Eine weitere von mir mitverfasste Untersuchung der Facebook-Konten von fünf dänischen Medien ergab, dass nur 1,1 Prozent der gelöschten Kommentare strafbar waren, während fast die Hälfte dieser Kommentare weder hasserfüllt noch beleidigend waren. Eine Studie von Professor Marc Liesching von der Hochschule für Technik, Wirtschaft und Kultur Leipzig aus dem Jahr 2021 kam ebenfalls zu dem Schluss, dass das NetzDG nur begrenzte Wirkung zeigt, aber das Risiko einer übermäßigen Löschung legaler Inhalte birgt.

Vorlage für Autokraten

Zweitens ist die rechtliche Frage der Klärung, ob eine Äußerung rechtswidrig ist, komplex. Ein von mir mitverfasster Bericht aus dem Jahr 2021 ergab, dass nationale Gerichte in fünf europäischen Demokratien durchschnittlich 778,47 Tage brauchen, um Fälle von Hetzreden abzuurteilen. Die sehr kurzen Löschungsfristen bedeuten, dass Technologieplattformen in wenigen Stunden oder Tagen rechtliche Entscheidungen treffen müssen, für die geschulte Juristen Monate oder Jahre benötigen.

Dies wird angesichts der hohen Bußgelder für die Nichteinhaltung fast zwangsläufig dazu führen, dass Plattformen aus Furcht vor hohen Bußgeldern auch rechtmäßige Inhalte löschen. Dies trug dazu bei, dass die französische Fassung des NetzDG für verfassungswidrig erklärt wurde. Auch der unabhängige Menschenrechtsausschuss der UN hat Bedenken wegen der Folgen des NetzDG für die Meinungsfreiheit und den Zugang zu Informationen, wie sie in Artikel 19 des Internationalen Pakts über bürgerliche und politische Rechte garantiert sind.

Dieser Text stammt aus der taz am wochenende. Immer ab Samstag am Kiosk, im eKiosk oder gleich im Wochenendabo. Und bei Facebook und Twitter.

Der DSA definiert illegale Inhalte als solche, die nach EU-Recht, aber auch nach dem Recht einzelner Mitgliedstaaten gesetzeswidrig sind. Dazu gehören Blasphemie (strafbar in Finnland, Polen und Österreich), russische Propaganda (von der EU verboten), „Manipulation von Informationen“, Beleidigung von Politikern, Leugnung historischer Verbrechen, „LGBT-Propaganda“ (in Ungarn teilweise verboten) und totalitäre Symbole. Mit anderen Worten: Die EU hat eine privatisierte Zensurmaschinerie geschaffen, die verwendet werden kann, um soziale Medien von unerwünschten Inhalten zu säubern.

» Datenzeilen
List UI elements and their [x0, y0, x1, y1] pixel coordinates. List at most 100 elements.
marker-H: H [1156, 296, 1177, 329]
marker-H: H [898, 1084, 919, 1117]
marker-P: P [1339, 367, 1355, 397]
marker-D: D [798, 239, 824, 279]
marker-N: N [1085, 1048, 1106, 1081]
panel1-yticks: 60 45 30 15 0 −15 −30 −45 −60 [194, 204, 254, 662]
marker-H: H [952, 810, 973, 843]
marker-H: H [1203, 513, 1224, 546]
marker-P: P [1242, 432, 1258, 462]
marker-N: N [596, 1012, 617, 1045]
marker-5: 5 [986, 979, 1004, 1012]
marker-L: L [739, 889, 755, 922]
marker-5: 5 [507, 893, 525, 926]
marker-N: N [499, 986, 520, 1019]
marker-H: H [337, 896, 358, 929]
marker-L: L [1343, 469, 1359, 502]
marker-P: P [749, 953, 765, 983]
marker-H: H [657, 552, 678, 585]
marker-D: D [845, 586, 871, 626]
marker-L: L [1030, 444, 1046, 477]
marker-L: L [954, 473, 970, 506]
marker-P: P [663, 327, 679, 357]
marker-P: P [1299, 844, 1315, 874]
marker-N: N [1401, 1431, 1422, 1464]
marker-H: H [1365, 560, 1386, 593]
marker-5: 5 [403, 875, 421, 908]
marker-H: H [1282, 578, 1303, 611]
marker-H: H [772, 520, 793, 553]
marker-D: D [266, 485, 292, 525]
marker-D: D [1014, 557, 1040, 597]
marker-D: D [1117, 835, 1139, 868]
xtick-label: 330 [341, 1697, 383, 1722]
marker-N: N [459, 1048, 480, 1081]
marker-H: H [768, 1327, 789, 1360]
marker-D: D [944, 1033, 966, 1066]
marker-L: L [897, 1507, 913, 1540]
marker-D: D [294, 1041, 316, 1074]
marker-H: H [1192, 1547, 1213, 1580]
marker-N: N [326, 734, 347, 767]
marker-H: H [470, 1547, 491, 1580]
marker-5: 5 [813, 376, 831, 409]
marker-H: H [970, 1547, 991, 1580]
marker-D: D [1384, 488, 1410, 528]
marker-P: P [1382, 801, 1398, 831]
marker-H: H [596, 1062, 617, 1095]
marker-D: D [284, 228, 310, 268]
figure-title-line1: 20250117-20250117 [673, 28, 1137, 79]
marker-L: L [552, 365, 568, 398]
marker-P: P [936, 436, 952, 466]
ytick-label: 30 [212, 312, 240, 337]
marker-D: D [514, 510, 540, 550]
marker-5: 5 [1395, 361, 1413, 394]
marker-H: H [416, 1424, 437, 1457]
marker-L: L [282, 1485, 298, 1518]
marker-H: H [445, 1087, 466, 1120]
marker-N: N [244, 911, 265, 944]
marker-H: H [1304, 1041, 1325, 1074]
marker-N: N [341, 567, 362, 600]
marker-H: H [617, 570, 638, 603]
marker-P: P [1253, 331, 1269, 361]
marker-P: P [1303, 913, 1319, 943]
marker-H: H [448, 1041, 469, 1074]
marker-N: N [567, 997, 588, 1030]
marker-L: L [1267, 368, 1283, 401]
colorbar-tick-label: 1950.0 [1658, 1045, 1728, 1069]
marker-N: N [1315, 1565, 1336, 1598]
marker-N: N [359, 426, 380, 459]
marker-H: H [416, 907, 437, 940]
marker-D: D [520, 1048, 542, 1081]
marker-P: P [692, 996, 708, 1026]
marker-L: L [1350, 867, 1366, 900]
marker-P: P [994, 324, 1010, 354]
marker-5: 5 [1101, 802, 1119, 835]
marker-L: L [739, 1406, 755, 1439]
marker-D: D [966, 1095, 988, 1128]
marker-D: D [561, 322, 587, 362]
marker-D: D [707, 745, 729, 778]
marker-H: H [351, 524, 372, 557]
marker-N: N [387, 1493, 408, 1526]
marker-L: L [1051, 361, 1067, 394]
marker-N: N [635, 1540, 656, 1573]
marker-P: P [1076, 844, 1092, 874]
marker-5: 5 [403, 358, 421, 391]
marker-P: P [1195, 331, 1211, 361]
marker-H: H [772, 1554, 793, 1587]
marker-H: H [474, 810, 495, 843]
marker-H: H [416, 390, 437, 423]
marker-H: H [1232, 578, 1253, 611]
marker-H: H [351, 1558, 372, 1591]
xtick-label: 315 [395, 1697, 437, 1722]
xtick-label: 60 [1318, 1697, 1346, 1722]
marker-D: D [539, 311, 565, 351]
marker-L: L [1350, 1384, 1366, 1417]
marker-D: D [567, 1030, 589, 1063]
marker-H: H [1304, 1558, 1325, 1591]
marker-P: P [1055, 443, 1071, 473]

» Aufgaben
[a] Stimmen diese Aussagen mit dem Textauszug überein? (i) Nationale Gerichte in fünf europäischen Demokratien brauchen im Schnitt 778,47 Tage, um Fälle von Hetzreden abzuurteilen. (ii) Die deutsche Fassung des NetzDG wurde für verfassungswidrig erklärt. (iii) Blasphemie ist in Finnland strafbar. Antworten Sie jeweils mit Ja oder Nein und zitieren Sie die entscheidenden Worte wörtlich.
[b] Geben Sie den Abschnitt des Textauszugs unverändert wieder, beginnend mit „Der DSA definiert“ und fortlaufend bis einschließlich „Inhalten zu säubern.“.
Stützen Sie sich ausschließlich auf den Textauszug.

» Antworten
[a]
(i) Ja: „nationale Gerichte in fünf europäischen Demokratien durchschnittlich 778,47 Tage brauchen, um Fälle von Hetzreden abzuurteilen“
(ii) Nein: „dass die französische Fassung des NetzDG für verfassungswidrig erklärt wurde“
(iii) Ja: „Blasphemie (strafbar in Finnland, Polen und Österreich)“

[b]
Der DSA definiert illegale Inhalte als solche, die nach EU-Recht, aber auch nach dem Recht einzelner Mitgliedstaaten gesetzeswidrig sind. Dazu gehören Blasphemie (strafbar in Finnland, Polen und Österreich), russische Propaganda (von der EU verboten), „Manipulation von Informationen“, Beleidigung von Politikern, Leugnung historischer Verbrechen, „LGBT-Propaganda“ (in Ungarn teilweise verboten) und totalitäre Symbole. Mit anderen Worten: Die EU hat eine privatisierte Zensurmaschinerie geschaffen, die verwendet werden kann, um soziale Medien von unerwünschten Inhalten zu säubern.